(Dataset rows)
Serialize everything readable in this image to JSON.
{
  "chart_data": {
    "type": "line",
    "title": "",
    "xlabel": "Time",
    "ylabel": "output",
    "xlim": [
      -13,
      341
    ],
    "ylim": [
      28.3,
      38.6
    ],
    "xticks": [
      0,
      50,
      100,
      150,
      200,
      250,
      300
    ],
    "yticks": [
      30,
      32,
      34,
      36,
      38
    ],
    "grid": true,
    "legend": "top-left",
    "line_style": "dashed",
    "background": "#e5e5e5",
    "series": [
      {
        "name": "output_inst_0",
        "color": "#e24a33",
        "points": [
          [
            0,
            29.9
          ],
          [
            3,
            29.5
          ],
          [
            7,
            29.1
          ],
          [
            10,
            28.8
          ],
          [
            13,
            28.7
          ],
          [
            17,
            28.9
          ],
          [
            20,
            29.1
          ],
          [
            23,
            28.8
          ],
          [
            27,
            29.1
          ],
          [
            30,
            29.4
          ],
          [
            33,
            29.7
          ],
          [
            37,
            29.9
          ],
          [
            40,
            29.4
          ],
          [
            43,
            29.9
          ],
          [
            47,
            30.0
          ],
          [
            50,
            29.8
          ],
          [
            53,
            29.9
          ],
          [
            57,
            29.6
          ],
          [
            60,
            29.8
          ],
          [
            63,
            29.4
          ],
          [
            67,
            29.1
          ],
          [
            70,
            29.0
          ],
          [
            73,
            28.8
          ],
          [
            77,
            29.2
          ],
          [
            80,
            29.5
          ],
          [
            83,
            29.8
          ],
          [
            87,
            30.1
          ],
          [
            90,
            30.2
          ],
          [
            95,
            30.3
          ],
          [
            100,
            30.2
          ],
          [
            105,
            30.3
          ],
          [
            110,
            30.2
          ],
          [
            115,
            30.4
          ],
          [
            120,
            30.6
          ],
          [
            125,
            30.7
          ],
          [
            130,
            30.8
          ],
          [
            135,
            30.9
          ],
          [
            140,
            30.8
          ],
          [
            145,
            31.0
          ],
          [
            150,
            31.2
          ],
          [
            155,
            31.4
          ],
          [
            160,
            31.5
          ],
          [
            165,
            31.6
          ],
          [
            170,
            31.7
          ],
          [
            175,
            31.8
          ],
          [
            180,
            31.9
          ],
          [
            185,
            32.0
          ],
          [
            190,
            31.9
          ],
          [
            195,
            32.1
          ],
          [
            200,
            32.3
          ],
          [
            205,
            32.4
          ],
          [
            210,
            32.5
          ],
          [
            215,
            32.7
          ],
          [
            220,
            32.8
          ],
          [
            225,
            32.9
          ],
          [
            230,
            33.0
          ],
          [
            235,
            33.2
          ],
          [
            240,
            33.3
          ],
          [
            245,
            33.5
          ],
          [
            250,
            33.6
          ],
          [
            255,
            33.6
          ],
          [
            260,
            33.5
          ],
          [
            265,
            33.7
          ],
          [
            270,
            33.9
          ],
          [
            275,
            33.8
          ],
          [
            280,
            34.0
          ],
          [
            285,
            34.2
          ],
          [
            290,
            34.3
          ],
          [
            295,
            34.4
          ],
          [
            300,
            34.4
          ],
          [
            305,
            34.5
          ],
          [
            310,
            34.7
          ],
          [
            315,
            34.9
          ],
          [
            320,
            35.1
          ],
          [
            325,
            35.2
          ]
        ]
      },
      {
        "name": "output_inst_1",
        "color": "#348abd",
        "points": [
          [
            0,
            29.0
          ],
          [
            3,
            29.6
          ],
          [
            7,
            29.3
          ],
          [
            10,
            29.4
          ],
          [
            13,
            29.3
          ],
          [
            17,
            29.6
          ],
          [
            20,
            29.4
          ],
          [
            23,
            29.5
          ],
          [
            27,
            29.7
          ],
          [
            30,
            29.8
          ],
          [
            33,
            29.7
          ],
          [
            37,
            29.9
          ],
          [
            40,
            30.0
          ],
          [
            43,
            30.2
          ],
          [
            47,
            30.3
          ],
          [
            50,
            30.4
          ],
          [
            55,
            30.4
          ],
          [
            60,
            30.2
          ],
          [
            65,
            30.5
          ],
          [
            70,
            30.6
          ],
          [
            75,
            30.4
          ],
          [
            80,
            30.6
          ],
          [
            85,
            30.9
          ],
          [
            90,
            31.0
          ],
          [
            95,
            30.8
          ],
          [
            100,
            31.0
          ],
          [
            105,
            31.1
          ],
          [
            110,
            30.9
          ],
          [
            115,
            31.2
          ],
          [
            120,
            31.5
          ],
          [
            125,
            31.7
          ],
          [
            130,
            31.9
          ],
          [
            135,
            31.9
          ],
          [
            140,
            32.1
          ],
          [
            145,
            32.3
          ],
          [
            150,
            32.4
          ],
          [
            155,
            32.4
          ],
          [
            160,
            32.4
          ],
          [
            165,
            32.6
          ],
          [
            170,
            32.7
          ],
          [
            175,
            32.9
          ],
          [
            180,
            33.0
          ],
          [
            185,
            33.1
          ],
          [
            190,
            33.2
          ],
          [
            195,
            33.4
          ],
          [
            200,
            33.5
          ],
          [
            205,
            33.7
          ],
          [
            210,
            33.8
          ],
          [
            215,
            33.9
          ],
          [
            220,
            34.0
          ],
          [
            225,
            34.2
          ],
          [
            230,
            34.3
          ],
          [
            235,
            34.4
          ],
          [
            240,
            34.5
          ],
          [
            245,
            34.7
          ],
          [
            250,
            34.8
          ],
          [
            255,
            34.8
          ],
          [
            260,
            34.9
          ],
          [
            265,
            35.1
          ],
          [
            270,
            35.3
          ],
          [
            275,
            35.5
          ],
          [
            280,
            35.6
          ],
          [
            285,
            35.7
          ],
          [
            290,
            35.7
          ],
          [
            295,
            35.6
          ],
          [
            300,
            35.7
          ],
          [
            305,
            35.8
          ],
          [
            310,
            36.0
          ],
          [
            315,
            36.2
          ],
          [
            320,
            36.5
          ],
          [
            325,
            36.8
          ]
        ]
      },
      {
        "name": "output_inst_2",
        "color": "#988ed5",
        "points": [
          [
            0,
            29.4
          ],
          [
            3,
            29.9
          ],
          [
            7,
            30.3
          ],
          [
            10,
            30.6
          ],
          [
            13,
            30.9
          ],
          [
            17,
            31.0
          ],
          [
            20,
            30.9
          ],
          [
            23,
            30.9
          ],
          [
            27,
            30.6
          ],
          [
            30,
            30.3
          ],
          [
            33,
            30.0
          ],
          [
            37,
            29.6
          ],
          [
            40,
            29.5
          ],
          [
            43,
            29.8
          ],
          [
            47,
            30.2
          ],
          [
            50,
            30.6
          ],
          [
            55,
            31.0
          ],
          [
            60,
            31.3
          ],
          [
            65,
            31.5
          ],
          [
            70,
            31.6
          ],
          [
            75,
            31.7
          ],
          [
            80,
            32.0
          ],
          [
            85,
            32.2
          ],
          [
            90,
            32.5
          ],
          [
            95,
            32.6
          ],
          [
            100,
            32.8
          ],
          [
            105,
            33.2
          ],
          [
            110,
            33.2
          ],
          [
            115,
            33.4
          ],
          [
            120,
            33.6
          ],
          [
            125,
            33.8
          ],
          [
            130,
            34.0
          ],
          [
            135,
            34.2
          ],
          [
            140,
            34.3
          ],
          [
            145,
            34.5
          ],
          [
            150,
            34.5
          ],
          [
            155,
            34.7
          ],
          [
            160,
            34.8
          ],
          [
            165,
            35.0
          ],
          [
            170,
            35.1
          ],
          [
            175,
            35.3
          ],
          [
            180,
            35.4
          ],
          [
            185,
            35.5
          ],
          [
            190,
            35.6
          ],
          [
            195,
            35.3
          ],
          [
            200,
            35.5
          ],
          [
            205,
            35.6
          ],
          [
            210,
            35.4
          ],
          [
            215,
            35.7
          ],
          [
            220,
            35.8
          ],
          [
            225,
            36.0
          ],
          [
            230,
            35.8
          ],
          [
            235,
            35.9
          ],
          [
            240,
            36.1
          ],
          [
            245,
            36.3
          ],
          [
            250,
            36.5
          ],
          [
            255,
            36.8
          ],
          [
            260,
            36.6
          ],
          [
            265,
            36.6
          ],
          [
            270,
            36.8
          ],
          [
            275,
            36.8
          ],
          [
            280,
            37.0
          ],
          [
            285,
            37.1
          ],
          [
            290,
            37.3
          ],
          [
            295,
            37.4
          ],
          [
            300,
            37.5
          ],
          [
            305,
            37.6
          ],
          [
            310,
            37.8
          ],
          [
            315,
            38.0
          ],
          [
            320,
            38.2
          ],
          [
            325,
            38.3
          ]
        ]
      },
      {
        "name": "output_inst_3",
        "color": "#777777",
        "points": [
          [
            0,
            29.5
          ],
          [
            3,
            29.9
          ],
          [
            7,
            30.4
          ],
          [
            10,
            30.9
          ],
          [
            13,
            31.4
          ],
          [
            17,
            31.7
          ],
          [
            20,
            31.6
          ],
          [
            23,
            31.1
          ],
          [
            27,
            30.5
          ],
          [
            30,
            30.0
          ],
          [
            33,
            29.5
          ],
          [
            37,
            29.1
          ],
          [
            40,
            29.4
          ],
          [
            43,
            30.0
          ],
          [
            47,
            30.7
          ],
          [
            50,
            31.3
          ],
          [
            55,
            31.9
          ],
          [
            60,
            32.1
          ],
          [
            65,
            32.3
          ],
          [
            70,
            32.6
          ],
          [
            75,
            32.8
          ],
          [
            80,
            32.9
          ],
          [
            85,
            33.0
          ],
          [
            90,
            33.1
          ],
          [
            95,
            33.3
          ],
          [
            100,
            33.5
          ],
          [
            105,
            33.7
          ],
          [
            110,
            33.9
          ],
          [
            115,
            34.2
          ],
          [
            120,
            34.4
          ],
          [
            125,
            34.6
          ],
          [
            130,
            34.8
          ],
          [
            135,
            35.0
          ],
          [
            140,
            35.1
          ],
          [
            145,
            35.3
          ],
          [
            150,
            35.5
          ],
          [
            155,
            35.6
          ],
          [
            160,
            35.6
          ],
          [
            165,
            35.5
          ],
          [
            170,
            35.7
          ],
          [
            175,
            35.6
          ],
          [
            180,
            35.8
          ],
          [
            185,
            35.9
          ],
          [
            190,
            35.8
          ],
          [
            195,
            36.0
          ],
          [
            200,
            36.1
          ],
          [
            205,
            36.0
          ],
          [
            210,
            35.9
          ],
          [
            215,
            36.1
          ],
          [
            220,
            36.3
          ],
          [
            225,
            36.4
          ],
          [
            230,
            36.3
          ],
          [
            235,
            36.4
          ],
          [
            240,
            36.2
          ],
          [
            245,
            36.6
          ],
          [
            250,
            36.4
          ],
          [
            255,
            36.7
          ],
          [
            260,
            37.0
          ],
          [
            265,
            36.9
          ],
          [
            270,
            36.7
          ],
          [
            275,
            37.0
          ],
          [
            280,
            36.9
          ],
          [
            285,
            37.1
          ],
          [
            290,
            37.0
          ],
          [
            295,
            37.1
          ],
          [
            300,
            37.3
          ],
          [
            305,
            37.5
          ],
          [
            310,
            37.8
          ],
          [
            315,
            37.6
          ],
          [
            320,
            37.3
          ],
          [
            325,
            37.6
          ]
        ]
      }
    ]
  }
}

Problem details: Each line of the data that includes the word "color" counts once; report the total and nothing more.

Response: 4